* Task brief
Give the data below again exactly as it stands. Omit the pictures.
# Start of Information given
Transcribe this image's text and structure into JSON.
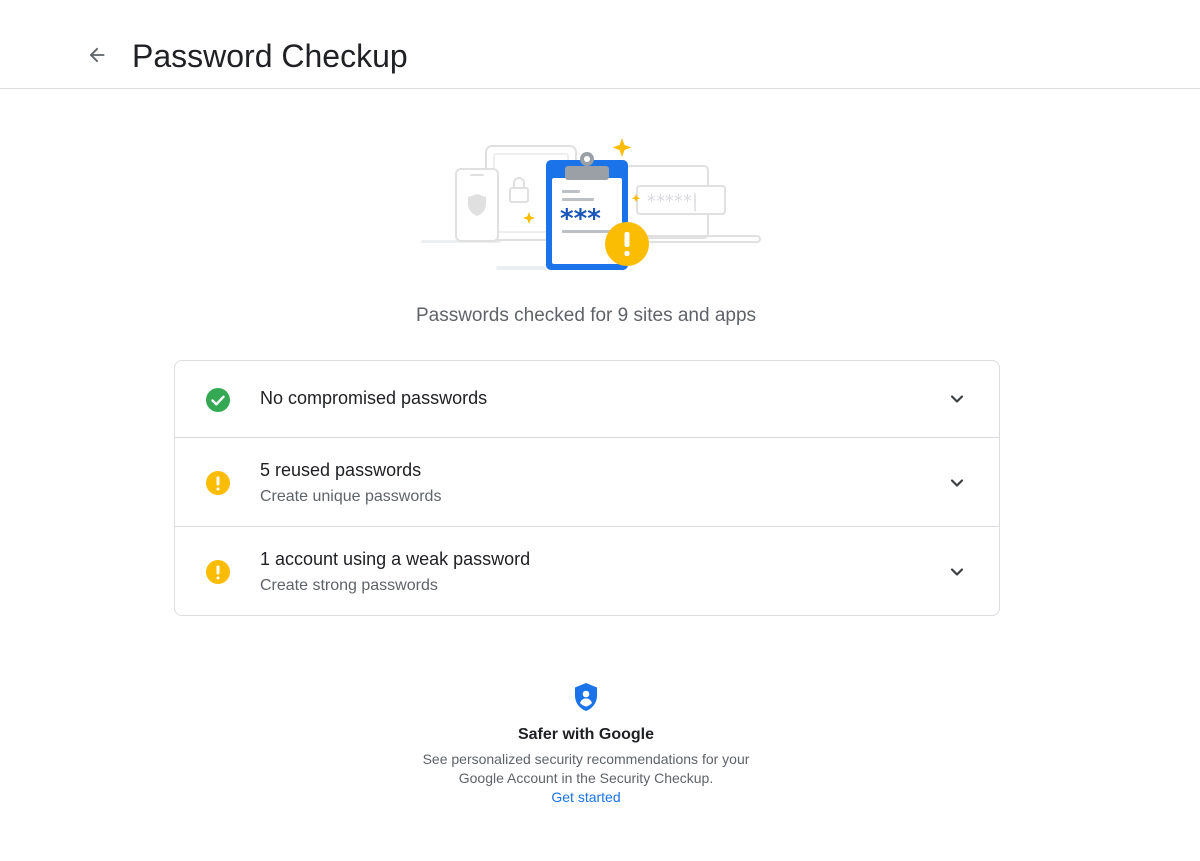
{
  "header": {
    "title": "Password Checkup",
    "back_icon": "arrow-back-icon"
  },
  "illustration": {
    "masked_password": "***",
    "masked_field": "*****|"
  },
  "summary": "Passwords checked for 9 sites and apps",
  "results": [
    {
      "icon": "check-circle-icon",
      "status_color": "#34a853",
      "title": "No compromised passwords",
      "subtitle": ""
    },
    {
      "icon": "warning-circle-icon",
      "status_color": "#fbbc04",
      "title": "5 reused passwords",
      "subtitle": "Create unique passwords"
    },
    {
      "icon": "warning-circle-icon",
      "status_color": "#fbbc04",
      "title": "1 account using a weak password",
      "subtitle": "Create strong passwords"
    }
  ],
  "promo": {
    "icon": "shield-person-icon",
    "title": "Safer with Google",
    "description": "See personalized security recommendations for your Google Account in the Security Checkup.",
    "link": "Get started"
  },
  "colors": {
    "accent": "#1a73e8",
    "success": "#34a853",
    "warning": "#fbbc04"
  }
}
# End of Information given
* In response
Transcribe this image's text and structure into JSON.
{
  "header": {
    "title": "Password Checkup",
    "back_icon": "arrow-back-icon"
  },
  "illustration": {
    "masked_password": "***",
    "masked_field": "*****|"
  },
  "summary": "Passwords checked for 9 sites and apps",
  "results": [
    {
      "icon": "check-circle-icon",
      "status_color": "#34a853",
      "title": "No compromised passwords",
      "subtitle": ""
    },
    {
      "icon": "warning-circle-icon",
      "status_color": "#fbbc04",
      "title": "5 reused passwords",
      "subtitle": "Create unique passwords"
    },
    {
      "icon": "warning-circle-icon",
      "status_color": "#fbbc04",
      "title": "1 account using a weak password",
      "subtitle": "Create strong passwords"
    }
  ],
  "promo": {
    "icon": "shield-person-icon",
    "title": "Safer with Google",
    "description": "See personalized security recommendations for your Google Account in the Security Checkup.",
    "link": "Get started"
  },
  "colors": {
    "accent": "#1a73e8",
    "success": "#34a853",
    "warning": "#fbbc04"
  }
}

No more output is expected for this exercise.